SHORT TASK>
Search the records for the word "name" and report each line that has it.

Data entries for graphics
★ ★ ★ ★

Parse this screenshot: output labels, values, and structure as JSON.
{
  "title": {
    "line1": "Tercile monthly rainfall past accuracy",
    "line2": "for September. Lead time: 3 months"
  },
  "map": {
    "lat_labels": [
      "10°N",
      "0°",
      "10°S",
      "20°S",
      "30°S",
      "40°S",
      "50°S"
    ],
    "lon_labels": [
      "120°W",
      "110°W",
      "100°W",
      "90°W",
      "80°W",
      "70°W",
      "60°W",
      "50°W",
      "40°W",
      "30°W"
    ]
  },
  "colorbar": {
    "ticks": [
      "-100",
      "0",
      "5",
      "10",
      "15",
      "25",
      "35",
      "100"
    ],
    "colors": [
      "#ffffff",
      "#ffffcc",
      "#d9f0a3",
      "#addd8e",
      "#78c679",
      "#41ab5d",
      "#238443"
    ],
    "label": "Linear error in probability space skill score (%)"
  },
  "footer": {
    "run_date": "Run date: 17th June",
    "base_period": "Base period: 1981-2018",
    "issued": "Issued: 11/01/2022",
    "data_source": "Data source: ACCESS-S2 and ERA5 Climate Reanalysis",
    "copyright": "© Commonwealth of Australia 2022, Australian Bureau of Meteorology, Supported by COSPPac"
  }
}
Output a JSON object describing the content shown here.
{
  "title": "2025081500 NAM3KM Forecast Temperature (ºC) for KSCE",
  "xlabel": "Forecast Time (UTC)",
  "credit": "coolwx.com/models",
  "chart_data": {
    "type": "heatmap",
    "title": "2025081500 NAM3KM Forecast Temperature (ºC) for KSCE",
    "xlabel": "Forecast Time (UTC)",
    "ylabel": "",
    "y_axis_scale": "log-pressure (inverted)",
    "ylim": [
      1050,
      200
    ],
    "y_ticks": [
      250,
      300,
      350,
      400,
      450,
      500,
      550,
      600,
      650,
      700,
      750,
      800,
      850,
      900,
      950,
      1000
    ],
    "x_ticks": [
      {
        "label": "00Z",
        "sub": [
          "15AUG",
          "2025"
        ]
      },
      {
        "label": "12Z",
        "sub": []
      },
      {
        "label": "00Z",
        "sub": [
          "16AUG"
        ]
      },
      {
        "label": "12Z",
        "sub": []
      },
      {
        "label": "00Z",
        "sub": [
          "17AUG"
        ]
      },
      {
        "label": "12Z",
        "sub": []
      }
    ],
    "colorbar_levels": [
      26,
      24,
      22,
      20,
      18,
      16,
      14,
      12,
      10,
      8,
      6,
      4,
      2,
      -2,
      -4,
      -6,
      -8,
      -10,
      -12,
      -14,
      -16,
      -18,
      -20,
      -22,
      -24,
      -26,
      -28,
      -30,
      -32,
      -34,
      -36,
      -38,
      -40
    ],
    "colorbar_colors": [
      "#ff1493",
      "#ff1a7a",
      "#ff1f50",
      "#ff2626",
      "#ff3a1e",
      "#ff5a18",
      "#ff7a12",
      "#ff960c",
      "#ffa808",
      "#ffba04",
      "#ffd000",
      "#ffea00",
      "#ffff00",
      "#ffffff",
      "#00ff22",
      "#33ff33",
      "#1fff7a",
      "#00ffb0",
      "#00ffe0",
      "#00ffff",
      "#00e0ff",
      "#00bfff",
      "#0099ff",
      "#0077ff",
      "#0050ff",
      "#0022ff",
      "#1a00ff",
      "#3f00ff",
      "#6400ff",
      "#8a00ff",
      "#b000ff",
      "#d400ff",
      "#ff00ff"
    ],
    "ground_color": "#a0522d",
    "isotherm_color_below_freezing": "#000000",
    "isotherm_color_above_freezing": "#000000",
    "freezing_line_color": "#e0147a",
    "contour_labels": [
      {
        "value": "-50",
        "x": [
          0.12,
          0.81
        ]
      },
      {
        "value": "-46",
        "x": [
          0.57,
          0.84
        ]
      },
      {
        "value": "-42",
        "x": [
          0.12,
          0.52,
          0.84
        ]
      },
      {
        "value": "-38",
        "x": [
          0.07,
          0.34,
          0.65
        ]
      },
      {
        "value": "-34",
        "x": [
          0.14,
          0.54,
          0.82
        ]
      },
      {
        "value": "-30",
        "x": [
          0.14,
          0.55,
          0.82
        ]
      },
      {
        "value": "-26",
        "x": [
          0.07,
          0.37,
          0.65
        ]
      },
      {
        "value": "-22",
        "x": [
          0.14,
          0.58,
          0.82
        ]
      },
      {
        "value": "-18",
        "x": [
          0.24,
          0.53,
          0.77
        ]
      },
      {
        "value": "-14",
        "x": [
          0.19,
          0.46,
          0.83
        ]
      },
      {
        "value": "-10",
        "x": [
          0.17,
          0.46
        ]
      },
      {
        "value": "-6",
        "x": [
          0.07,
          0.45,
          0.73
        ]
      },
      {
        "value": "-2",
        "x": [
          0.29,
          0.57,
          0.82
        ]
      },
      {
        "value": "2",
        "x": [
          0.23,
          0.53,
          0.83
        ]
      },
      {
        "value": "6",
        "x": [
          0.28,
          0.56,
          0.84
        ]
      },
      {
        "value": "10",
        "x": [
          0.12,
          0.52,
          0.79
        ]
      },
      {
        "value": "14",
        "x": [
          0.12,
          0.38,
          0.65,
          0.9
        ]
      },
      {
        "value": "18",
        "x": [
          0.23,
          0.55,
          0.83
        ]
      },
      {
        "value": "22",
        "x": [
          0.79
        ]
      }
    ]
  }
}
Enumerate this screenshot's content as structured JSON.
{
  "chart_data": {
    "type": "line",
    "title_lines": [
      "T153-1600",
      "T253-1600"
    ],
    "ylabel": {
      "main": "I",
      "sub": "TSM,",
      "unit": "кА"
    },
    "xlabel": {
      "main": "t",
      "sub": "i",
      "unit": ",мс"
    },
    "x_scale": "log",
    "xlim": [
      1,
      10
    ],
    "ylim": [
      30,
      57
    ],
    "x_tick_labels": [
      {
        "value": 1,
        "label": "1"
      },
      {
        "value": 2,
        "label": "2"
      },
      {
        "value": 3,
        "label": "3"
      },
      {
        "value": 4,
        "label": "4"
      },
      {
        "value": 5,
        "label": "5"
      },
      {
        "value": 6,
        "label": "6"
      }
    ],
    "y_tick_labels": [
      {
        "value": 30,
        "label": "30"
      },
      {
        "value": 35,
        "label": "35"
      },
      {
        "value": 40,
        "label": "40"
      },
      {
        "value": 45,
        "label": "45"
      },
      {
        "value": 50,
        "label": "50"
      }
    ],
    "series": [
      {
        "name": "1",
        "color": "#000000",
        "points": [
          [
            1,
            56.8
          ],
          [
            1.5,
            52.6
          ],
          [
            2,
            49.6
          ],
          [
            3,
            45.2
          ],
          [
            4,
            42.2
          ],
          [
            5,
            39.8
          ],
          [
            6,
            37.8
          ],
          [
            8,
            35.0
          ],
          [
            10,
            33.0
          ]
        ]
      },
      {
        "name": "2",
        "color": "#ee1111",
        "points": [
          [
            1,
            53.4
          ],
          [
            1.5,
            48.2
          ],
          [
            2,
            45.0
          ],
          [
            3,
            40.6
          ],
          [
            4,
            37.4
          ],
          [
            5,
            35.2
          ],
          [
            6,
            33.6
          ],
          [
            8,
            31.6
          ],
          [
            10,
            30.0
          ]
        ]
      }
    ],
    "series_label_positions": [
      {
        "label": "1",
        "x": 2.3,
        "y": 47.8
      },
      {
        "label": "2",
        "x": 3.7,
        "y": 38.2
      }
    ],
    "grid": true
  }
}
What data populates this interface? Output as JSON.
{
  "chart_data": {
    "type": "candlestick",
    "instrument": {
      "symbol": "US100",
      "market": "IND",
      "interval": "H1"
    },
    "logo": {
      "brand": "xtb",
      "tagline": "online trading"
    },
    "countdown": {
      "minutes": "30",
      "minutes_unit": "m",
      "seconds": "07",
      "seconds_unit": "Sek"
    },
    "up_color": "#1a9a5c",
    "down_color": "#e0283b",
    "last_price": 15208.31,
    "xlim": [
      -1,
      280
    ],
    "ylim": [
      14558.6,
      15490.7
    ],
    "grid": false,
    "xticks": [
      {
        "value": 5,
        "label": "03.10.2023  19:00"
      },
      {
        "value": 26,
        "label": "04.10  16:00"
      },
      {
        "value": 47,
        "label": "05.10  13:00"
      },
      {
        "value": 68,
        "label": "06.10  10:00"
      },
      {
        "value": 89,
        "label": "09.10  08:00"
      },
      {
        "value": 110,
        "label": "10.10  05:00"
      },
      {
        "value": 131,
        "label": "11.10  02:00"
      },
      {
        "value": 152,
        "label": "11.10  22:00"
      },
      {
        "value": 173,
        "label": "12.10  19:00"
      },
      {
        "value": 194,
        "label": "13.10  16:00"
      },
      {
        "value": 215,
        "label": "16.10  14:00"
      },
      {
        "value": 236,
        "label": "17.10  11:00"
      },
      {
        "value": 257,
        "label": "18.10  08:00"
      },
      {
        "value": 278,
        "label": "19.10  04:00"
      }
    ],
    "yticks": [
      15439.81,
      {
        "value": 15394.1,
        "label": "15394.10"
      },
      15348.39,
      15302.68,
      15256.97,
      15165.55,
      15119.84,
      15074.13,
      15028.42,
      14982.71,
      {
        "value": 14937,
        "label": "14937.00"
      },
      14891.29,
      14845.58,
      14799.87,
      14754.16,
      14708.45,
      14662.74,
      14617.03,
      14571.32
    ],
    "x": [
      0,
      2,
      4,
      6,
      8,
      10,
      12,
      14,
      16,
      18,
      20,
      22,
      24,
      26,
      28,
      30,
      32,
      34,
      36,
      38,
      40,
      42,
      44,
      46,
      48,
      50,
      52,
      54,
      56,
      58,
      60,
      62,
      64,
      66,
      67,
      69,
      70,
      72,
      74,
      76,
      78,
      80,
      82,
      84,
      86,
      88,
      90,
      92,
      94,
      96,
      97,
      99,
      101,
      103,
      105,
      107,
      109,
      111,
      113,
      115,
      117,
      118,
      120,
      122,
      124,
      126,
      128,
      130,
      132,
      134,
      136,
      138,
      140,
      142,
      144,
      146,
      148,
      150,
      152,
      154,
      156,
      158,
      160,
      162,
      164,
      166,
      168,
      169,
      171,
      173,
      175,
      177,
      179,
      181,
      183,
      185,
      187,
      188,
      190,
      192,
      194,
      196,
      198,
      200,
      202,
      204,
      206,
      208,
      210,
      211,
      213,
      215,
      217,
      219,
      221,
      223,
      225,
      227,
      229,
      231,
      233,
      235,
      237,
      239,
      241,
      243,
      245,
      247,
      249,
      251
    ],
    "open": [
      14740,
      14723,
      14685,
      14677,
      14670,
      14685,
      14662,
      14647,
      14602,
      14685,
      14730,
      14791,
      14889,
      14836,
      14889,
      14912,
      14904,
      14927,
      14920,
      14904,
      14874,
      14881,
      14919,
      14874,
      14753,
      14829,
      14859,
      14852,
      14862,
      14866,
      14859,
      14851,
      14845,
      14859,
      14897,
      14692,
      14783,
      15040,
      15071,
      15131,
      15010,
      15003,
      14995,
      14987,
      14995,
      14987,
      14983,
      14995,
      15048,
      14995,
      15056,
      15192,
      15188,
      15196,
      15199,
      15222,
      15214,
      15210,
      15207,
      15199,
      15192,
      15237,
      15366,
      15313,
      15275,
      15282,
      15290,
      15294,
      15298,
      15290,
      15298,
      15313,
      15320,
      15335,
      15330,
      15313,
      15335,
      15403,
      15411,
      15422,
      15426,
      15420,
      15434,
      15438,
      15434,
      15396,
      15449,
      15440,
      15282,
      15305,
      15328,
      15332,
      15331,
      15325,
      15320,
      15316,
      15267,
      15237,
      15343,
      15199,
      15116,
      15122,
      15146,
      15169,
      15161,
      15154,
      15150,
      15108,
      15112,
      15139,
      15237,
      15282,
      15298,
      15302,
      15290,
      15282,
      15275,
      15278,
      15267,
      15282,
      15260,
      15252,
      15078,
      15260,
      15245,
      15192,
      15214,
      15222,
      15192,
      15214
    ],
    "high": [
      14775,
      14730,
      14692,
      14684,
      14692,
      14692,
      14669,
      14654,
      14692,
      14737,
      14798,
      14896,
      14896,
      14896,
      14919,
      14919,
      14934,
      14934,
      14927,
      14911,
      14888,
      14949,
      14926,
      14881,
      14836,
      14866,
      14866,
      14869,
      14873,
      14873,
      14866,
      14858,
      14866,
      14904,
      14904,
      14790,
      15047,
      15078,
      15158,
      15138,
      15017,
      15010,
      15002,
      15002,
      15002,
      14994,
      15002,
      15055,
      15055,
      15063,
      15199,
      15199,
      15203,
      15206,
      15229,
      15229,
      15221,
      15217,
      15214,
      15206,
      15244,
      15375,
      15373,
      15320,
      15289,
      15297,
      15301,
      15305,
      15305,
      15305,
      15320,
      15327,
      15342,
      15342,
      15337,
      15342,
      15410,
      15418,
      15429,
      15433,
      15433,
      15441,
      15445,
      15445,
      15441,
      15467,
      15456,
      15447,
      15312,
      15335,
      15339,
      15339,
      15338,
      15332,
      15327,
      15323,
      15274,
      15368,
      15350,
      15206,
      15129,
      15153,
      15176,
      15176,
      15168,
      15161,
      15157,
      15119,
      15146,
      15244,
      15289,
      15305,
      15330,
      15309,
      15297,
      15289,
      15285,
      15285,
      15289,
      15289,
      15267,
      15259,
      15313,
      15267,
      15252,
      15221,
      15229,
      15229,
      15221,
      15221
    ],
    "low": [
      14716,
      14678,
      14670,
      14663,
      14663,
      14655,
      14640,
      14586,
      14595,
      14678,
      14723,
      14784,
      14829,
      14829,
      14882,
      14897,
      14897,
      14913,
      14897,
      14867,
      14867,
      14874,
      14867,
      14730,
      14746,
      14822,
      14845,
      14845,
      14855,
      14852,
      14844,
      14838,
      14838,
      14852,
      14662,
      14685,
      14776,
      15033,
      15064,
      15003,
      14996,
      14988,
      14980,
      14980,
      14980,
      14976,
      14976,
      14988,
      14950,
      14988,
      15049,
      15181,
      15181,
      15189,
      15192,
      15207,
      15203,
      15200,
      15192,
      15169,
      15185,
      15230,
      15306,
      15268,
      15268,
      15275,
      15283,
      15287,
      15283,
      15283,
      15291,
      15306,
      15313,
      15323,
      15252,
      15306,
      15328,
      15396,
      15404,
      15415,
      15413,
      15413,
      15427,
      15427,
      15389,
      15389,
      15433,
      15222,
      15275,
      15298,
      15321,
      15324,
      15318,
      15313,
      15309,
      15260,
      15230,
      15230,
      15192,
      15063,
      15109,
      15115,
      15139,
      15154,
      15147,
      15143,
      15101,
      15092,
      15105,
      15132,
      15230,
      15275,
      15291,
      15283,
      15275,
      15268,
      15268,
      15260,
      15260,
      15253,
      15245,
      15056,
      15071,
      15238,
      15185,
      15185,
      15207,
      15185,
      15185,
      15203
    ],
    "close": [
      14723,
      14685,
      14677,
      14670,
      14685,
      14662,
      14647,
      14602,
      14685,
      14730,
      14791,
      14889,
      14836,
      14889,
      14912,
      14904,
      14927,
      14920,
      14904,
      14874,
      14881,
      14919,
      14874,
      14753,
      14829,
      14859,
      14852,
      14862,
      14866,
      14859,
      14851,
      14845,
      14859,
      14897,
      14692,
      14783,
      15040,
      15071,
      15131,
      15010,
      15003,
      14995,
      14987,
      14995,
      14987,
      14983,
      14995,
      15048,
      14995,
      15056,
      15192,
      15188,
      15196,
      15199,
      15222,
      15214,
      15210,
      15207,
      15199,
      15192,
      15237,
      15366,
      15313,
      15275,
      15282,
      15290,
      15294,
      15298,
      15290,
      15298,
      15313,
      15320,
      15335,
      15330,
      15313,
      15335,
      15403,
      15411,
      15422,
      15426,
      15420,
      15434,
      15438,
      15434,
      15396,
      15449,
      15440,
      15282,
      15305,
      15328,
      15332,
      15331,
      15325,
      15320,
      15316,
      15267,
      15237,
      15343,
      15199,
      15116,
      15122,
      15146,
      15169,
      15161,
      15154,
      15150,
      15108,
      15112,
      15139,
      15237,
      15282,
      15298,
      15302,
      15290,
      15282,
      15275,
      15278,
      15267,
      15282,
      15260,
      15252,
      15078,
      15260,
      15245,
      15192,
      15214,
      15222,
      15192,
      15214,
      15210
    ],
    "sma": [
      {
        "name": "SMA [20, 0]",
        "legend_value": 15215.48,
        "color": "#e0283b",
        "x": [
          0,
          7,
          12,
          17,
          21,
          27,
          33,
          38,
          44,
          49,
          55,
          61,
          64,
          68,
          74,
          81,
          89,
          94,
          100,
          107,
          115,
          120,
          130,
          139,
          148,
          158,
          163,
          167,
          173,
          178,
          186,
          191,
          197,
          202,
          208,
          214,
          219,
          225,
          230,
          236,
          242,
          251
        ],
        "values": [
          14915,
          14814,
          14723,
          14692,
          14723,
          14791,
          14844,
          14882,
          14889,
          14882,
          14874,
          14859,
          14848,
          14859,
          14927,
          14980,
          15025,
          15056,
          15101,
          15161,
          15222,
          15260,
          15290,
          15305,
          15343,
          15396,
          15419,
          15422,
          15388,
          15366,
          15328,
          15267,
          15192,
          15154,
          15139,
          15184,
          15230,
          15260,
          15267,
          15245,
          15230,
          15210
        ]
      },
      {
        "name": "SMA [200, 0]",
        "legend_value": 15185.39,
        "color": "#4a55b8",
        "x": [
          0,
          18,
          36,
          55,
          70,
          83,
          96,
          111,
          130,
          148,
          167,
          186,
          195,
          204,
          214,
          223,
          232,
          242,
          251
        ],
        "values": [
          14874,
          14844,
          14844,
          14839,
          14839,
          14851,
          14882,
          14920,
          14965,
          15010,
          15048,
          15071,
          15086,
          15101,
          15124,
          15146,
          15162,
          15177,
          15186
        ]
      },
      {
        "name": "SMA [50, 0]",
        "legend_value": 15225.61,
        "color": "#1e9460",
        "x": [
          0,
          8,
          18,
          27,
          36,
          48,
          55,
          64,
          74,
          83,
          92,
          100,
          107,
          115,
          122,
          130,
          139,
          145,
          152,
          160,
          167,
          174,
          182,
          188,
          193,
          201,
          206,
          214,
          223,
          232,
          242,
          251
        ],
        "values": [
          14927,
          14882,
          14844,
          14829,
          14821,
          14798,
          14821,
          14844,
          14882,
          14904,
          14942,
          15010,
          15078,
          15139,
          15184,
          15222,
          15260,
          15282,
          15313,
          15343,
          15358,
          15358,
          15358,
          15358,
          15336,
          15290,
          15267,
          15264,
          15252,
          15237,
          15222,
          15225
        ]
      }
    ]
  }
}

★ ★ ★ ★

RESULT OF THIS EXERCISE>
        "name": "1",
        "name": "2",
        "name": "SMA [20, 0]",
        "name": "SMA [200, 0]",
        "name": "SMA [50, 0]",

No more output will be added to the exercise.